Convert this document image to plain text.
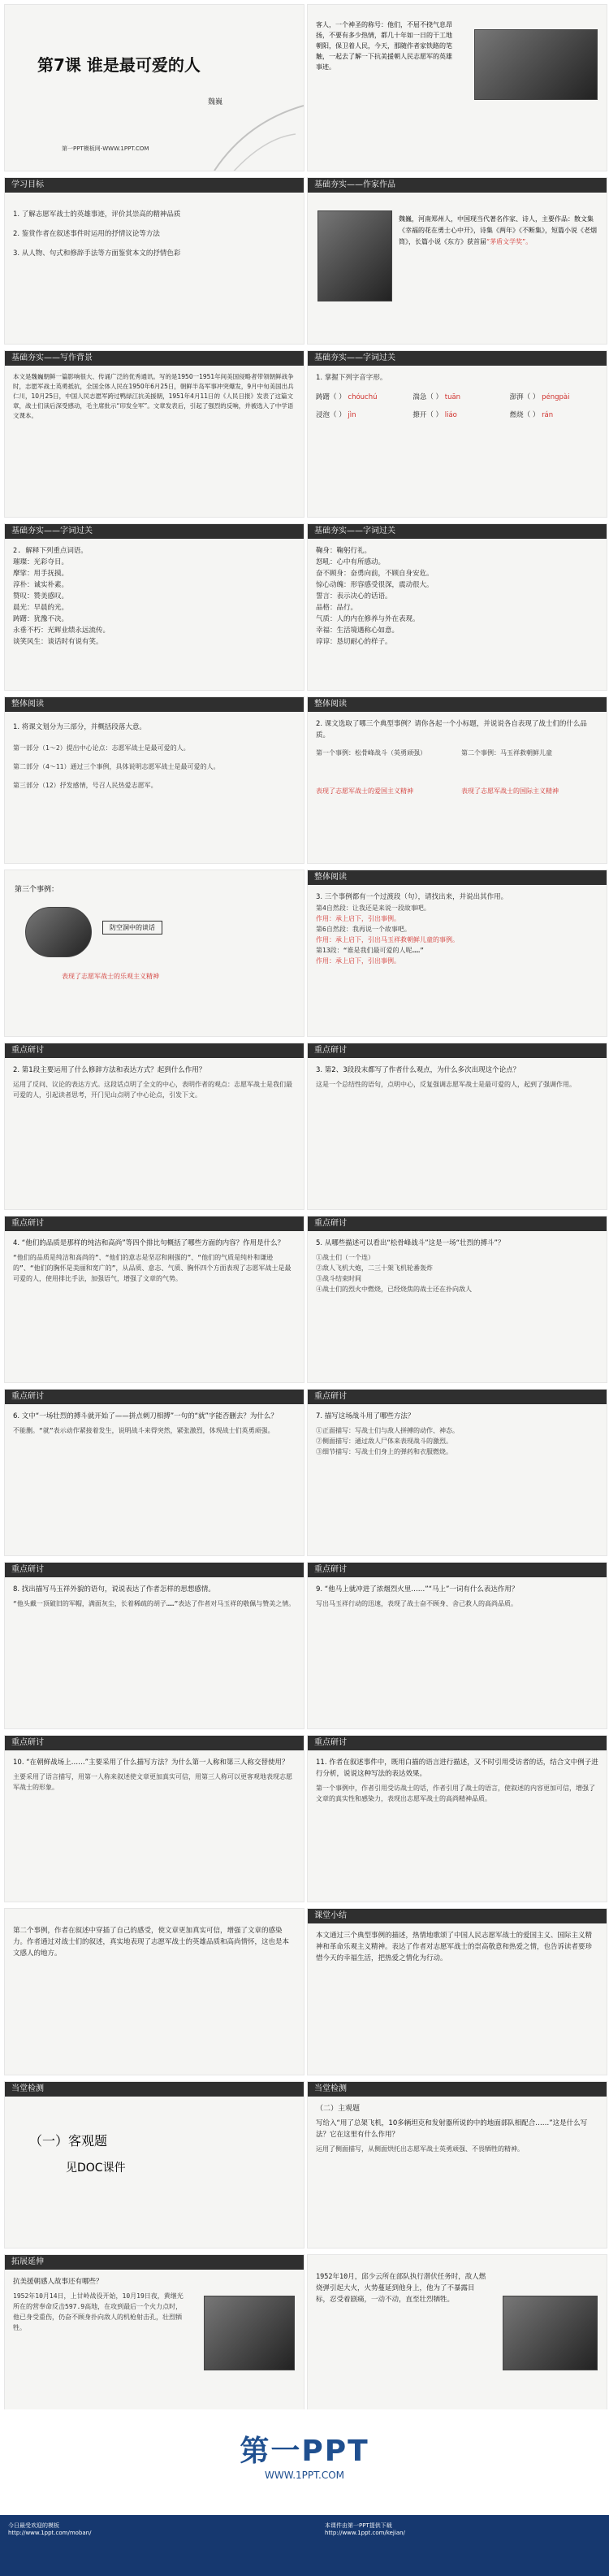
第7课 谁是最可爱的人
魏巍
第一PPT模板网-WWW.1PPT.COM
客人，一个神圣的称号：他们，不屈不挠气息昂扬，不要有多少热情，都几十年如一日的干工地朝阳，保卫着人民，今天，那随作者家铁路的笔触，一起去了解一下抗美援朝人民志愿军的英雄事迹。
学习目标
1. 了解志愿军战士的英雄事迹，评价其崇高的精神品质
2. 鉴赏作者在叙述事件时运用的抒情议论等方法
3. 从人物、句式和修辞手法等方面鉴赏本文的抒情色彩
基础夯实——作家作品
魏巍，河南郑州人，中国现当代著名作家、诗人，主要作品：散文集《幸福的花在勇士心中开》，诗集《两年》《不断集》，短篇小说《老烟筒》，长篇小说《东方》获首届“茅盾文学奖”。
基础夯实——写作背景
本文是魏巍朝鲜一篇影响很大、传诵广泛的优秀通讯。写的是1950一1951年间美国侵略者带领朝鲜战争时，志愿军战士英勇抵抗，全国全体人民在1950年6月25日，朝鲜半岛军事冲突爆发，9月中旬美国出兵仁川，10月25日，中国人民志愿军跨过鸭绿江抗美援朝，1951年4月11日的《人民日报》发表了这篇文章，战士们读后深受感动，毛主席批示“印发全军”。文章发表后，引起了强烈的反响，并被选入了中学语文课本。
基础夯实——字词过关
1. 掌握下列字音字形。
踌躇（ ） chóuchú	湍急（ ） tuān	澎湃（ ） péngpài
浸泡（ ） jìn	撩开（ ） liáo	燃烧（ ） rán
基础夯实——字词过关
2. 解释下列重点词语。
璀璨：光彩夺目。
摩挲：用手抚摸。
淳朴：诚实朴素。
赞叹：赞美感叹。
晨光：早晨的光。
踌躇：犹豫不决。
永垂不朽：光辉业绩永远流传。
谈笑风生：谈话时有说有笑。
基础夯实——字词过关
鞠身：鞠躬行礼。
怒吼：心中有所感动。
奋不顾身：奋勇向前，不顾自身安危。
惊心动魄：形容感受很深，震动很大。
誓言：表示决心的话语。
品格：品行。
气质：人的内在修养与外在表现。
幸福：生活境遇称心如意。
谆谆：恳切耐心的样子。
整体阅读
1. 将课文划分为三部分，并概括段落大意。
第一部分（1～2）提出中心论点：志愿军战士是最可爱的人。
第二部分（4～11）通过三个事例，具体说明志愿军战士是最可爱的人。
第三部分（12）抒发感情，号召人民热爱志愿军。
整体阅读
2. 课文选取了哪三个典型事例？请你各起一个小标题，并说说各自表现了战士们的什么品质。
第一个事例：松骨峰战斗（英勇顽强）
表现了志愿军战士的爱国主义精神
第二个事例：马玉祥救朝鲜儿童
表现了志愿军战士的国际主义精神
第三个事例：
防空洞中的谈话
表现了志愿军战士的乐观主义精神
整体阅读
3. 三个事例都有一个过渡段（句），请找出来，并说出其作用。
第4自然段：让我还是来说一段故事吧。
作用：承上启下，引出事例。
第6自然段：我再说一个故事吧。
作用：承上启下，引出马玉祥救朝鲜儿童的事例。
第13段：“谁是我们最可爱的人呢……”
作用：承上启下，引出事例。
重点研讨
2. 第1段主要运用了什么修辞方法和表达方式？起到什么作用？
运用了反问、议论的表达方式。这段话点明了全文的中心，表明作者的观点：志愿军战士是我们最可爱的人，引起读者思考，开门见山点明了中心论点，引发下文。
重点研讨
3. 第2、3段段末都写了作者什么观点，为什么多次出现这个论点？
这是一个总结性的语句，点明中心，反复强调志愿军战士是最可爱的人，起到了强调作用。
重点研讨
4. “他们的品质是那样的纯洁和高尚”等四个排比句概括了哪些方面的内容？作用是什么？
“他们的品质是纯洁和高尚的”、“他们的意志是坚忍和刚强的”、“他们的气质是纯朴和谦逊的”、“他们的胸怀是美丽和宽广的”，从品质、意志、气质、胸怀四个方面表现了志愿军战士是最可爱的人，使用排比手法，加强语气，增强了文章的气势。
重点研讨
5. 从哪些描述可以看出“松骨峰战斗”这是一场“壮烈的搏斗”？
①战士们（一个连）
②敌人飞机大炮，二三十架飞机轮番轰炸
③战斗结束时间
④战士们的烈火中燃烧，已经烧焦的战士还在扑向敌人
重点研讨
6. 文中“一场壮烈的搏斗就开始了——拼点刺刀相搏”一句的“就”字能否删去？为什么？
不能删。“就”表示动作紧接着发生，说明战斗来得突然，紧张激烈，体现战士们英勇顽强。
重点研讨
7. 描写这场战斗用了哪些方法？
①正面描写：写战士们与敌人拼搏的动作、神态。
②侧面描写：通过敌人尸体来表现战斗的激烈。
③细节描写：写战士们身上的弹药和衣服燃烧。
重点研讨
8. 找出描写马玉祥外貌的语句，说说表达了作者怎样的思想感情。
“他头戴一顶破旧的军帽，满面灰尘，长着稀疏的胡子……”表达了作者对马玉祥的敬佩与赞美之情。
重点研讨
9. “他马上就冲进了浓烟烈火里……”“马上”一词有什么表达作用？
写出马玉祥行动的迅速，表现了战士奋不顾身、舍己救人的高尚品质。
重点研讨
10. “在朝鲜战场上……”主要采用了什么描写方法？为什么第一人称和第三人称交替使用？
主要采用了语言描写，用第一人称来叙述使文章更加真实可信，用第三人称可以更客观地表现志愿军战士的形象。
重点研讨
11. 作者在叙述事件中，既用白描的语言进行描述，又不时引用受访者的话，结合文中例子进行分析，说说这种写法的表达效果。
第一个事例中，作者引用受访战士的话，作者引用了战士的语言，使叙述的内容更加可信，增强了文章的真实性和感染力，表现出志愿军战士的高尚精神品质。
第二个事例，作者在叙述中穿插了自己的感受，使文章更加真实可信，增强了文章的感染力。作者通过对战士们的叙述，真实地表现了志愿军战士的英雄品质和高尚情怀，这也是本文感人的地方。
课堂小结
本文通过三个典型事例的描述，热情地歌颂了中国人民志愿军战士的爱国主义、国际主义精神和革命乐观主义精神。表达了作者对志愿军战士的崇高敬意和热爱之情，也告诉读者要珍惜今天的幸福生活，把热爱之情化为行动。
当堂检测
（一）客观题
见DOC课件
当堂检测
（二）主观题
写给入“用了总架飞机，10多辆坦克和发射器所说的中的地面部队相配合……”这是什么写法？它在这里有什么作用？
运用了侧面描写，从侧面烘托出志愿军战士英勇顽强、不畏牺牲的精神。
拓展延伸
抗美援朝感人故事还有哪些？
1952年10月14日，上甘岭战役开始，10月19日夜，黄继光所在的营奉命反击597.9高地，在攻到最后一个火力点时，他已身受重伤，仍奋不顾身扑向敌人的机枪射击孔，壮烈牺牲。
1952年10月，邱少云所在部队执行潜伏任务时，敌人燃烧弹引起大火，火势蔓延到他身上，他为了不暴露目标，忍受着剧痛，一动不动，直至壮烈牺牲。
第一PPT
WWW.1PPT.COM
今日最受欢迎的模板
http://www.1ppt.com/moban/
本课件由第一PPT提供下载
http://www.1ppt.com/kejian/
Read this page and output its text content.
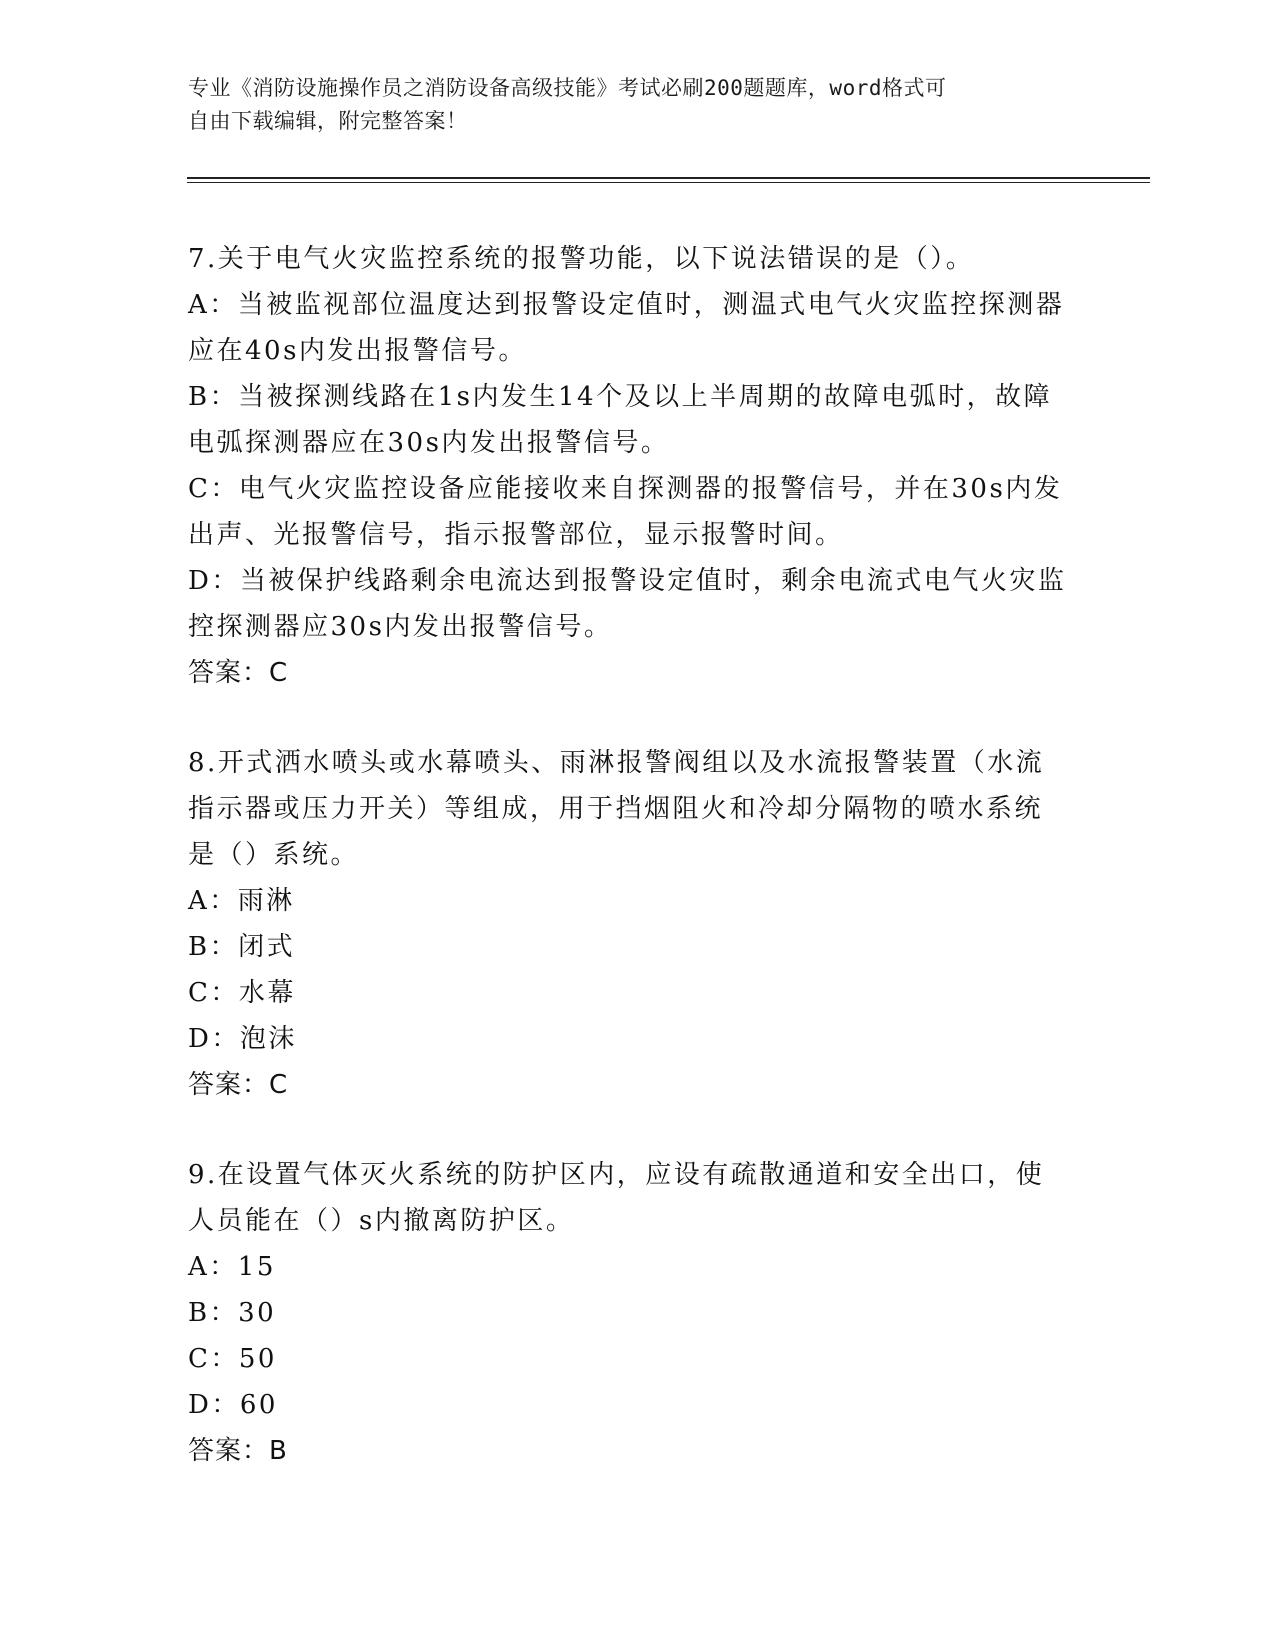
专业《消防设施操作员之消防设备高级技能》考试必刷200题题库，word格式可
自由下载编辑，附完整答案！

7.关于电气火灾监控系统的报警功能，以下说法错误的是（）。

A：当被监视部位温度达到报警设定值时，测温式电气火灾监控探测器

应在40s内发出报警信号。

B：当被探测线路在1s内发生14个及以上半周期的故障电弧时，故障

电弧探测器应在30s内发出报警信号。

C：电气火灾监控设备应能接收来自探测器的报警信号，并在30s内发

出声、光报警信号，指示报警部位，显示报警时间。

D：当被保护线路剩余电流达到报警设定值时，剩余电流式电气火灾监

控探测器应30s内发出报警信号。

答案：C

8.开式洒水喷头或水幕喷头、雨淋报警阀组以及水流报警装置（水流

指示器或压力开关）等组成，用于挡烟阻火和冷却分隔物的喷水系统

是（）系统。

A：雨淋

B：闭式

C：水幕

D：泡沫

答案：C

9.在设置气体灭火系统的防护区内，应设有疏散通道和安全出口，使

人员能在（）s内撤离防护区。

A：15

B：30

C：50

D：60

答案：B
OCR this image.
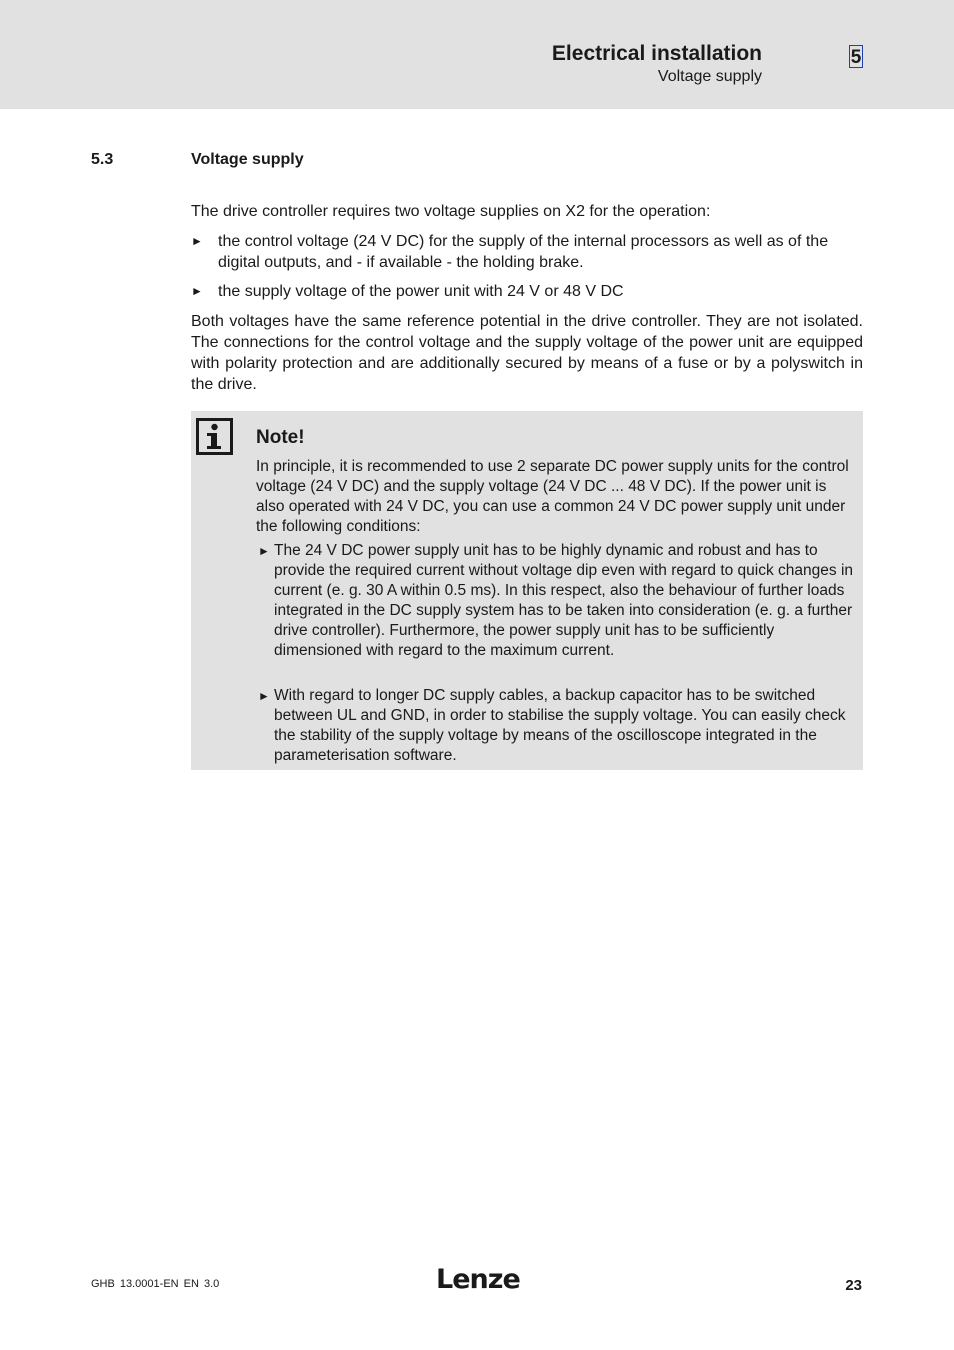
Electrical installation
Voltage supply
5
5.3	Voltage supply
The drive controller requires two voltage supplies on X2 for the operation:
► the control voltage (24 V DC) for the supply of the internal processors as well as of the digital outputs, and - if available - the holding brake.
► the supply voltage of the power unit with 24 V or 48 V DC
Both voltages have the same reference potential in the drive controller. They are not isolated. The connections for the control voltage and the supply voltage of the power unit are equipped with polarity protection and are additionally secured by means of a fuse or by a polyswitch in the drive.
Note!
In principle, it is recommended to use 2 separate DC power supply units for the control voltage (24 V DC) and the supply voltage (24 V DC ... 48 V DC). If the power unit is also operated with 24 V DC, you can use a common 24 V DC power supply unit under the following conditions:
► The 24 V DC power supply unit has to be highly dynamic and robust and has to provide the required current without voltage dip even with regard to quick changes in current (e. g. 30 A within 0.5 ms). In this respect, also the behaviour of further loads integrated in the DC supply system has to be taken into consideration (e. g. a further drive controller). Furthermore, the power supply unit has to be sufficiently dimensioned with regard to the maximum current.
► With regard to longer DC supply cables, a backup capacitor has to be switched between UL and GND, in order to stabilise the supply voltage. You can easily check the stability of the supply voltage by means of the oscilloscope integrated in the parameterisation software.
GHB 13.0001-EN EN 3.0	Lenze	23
########################################
Return each line that includes "image".

REPLY TO THE TASK:
Convert this document image to plain text.
OCR this image.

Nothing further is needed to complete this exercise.